Stored rows =
%%
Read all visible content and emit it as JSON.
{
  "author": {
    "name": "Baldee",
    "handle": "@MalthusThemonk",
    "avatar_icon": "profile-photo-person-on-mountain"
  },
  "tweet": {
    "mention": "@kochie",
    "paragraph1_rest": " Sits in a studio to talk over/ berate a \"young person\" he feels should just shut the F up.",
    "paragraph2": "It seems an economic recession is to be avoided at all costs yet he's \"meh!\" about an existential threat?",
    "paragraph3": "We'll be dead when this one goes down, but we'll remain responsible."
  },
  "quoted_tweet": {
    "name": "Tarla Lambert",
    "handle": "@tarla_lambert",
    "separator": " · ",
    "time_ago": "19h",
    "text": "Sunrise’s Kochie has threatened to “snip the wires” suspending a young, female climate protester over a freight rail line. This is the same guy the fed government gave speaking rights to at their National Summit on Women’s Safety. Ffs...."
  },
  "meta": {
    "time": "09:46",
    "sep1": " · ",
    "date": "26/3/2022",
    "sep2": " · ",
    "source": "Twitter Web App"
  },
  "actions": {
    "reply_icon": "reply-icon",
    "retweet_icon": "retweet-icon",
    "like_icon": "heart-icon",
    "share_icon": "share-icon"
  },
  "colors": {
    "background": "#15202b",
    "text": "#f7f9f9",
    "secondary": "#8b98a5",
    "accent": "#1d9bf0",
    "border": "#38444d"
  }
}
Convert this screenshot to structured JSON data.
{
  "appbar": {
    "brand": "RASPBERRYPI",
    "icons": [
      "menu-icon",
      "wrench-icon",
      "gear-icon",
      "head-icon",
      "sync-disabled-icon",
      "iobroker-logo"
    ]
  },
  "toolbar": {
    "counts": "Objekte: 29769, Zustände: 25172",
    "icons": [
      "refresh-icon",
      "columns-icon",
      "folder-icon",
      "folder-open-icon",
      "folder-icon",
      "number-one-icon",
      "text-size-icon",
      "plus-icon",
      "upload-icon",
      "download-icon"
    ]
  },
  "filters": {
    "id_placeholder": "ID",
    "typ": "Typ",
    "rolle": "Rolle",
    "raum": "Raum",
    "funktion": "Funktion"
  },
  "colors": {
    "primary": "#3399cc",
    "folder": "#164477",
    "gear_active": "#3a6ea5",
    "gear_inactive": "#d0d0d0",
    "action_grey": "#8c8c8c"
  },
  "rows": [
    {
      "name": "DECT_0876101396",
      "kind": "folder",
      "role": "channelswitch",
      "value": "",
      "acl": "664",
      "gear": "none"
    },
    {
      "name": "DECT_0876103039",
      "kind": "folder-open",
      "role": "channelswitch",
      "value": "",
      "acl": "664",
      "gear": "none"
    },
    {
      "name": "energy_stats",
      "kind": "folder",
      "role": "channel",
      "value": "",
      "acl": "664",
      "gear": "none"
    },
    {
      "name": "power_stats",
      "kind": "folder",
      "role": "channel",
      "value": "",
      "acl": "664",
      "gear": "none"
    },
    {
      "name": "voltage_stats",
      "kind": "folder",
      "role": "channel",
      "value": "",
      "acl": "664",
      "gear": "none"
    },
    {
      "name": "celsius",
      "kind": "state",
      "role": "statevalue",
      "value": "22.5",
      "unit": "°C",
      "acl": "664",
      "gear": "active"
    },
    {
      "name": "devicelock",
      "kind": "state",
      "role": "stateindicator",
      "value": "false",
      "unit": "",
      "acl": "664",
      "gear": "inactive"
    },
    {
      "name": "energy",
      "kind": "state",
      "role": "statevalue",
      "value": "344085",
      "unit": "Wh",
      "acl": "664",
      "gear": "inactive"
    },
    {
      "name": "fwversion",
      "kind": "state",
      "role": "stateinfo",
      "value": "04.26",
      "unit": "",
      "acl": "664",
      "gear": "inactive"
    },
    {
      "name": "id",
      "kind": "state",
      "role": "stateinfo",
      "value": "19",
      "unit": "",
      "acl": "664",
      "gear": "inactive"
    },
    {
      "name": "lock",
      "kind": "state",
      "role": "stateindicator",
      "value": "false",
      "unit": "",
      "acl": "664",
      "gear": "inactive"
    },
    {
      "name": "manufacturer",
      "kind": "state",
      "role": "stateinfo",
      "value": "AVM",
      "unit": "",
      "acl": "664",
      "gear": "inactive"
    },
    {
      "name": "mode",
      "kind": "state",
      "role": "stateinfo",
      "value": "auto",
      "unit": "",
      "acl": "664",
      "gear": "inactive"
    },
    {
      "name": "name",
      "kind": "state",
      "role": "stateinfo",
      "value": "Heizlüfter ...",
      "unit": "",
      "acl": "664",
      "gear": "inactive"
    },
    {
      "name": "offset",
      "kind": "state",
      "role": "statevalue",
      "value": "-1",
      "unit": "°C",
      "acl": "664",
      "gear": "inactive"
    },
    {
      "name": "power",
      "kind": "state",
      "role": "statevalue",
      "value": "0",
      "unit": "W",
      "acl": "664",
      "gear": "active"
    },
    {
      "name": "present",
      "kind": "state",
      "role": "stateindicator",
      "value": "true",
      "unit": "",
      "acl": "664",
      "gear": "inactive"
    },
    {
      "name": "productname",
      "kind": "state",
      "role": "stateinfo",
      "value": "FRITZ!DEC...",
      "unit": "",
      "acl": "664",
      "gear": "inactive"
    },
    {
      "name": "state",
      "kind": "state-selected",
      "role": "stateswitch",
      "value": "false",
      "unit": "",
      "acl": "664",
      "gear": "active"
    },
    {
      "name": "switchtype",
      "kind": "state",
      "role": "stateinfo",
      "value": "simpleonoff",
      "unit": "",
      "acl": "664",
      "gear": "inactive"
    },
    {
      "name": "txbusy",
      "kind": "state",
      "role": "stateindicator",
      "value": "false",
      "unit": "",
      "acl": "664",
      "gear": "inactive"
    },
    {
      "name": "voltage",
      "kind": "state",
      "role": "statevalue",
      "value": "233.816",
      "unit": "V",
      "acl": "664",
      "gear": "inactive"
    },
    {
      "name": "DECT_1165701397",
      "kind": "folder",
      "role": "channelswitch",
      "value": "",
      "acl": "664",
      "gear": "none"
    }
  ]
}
%%
The request = How many of the lines in the listing above hold the word "handle"? Report only that figure.

Task result = 2